*PROBLEM DETAILS*. Print all entries precisely as they are written.

*EXERCISE MATERIAL*.
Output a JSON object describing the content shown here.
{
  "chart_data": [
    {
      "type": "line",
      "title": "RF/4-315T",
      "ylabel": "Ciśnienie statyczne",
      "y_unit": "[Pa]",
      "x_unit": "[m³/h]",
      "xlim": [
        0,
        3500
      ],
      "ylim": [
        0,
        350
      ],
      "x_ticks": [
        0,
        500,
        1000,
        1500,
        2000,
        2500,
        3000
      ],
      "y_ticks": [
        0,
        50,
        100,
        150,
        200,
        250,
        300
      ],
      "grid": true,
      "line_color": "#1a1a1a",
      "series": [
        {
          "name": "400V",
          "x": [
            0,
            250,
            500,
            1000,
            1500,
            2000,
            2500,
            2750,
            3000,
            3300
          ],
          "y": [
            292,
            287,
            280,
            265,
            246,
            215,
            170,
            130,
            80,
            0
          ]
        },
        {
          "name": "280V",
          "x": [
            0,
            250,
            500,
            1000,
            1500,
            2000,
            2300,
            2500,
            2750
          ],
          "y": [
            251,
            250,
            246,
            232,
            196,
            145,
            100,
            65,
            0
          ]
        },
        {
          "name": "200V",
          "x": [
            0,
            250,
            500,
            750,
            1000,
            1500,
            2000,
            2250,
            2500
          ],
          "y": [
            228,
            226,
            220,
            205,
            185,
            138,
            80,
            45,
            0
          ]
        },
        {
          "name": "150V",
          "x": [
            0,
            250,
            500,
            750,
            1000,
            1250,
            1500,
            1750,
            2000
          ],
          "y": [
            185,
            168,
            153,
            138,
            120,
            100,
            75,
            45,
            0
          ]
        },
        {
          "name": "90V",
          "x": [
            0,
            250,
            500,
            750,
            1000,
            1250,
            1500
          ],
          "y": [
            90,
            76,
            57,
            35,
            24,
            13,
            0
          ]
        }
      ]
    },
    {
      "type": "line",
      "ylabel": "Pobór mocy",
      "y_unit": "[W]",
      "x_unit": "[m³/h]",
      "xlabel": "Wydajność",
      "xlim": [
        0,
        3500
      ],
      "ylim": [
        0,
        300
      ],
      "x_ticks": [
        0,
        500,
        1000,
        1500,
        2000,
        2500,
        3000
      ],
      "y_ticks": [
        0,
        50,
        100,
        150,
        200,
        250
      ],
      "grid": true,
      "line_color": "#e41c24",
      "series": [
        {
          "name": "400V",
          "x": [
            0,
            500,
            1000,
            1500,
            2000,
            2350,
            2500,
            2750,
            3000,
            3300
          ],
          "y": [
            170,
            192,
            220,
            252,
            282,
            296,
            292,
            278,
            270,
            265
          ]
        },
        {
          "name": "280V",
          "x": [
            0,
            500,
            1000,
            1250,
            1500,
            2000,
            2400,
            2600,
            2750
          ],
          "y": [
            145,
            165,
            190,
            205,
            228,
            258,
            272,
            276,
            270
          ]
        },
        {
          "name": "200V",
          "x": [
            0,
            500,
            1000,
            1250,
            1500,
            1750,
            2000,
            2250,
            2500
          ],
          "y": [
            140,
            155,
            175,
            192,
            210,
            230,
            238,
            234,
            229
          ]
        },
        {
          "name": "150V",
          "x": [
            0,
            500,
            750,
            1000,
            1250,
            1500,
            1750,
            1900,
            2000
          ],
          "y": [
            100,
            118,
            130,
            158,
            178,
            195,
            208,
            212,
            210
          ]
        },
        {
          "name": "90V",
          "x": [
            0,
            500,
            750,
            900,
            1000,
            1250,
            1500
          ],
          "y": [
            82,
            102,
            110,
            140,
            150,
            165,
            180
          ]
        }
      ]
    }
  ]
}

*ANSWER TO THIS PROBLEM*.
Output a JSON object describing the content shown here.
{
  "chart_data": [
    {
      "type": "line",
      "title": "RF/4-315T",
      "ylabel": "Ciśnienie statyczne",
      "y_unit": "[Pa]",
      "x_unit": "[m³/h]",
      "xlim": [
        0,
        3500
      ],
      "ylim": [
        0,
        350
      ],
      "x_ticks": [
        0,
        500,
        1000,
        1500,
        2000,
        2500,
        3000
      ],
      "y_ticks": [
        0,
        50,
        100,
        150,
        200,
        250,
        300
      ],
      "grid": true,
      "line_color": "#1a1a1a",
      "series": [
        {
          "name": "400V",
          "x": [
            0,
            250,
            500,
            1000,
            1500,
            2000,
            2500,
            2750,
            3000,
            3300
          ],
          "y": [
            292,
            287,
            280,
            265,
            246,
            215,
            170,
            130,
            80,
            0
          ]
        },
        {
          "name": "280V",
          "x": [
            0,
            250,
            500,
            1000,
            1500,
            2000,
            2300,
            2500,
            2750
          ],
          "y": [
            251,
            250,
            246,
            232,
            196,
            145,
            100,
            65,
            0
          ]
        },
        {
          "name": "200V",
          "x": [
            0,
            250,
            500,
            750,
            1000,
            1500,
            2000,
            2250,
            2500
          ],
          "y": [
            228,
            226,
            220,
            205,
            185,
            138,
            80,
            45,
            0
          ]
        },
        {
          "name": "150V",
          "x": [
            0,
            250,
            500,
            750,
            1000,
            1250,
            1500,
            1750,
            2000
          ],
          "y": [
            185,
            168,
            153,
            138,
            120,
            100,
            75,
            45,
            0
          ]
        },
        {
          "name": "90V",
          "x": [
            0,
            250,
            500,
            750,
            1000,
            1250,
            1500
          ],
          "y": [
            90,
            76,
            57,
            35,
            24,
            13,
            0
          ]
        }
      ]
    },
    {
      "type": "line",
      "ylabel": "Pobór mocy",
      "y_unit": "[W]",
      "x_unit": "[m³/h]",
      "xlabel": "Wydajność",
      "xlim": [
        0,
        3500
      ],
      "ylim": [
        0,
        300
      ],
      "x_ticks": [
        0,
        500,
        1000,
        1500,
        2000,
        2500,
        3000
      ],
      "y_ticks": [
        0,
        50,
        100,
        150,
        200,
        250
      ],
      "grid": true,
      "line_color": "#e41c24",
      "series": [
        {
          "name": "400V",
          "x": [
            0,
            500,
            1000,
            1500,
            2000,
            2350,
            2500,
            2750,
            3000,
            3300
          ],
          "y": [
            170,
            192,
            220,
            252,
            282,
            296,
            292,
            278,
            270,
            265
          ]
        },
        {
          "name": "280V",
          "x": [
            0,
            500,
            1000,
            1250,
            1500,
            2000,
            2400,
            2600,
            2750
          ],
          "y": [
            145,
            165,
            190,
            205,
            228,
            258,
            272,
            276,
            270
          ]
        },
        {
          "name": "200V",
          "x": [
            0,
            500,
            1000,
            1250,
            1500,
            1750,
            2000,
            2250,
            2500
          ],
          "y": [
            140,
            155,
            175,
            192,
            210,
            230,
            238,
            234,
            229
          ]
        },
        {
          "name": "150V",
          "x": [
            0,
            500,
            750,
            1000,
            1250,
            1500,
            1750,
            1900,
            2000
          ],
          "y": [
            100,
            118,
            130,
            158,
            178,
            195,
            208,
            212,
            210
          ]
        },
        {
          "name": "90V",
          "x": [
            0,
            500,
            750,
            900,
            1000,
            1250,
            1500
          ],
          "y": [
            82,
            102,
            110,
            140,
            150,
            165,
            180
          ]
        }
      ]
    }
  ]
}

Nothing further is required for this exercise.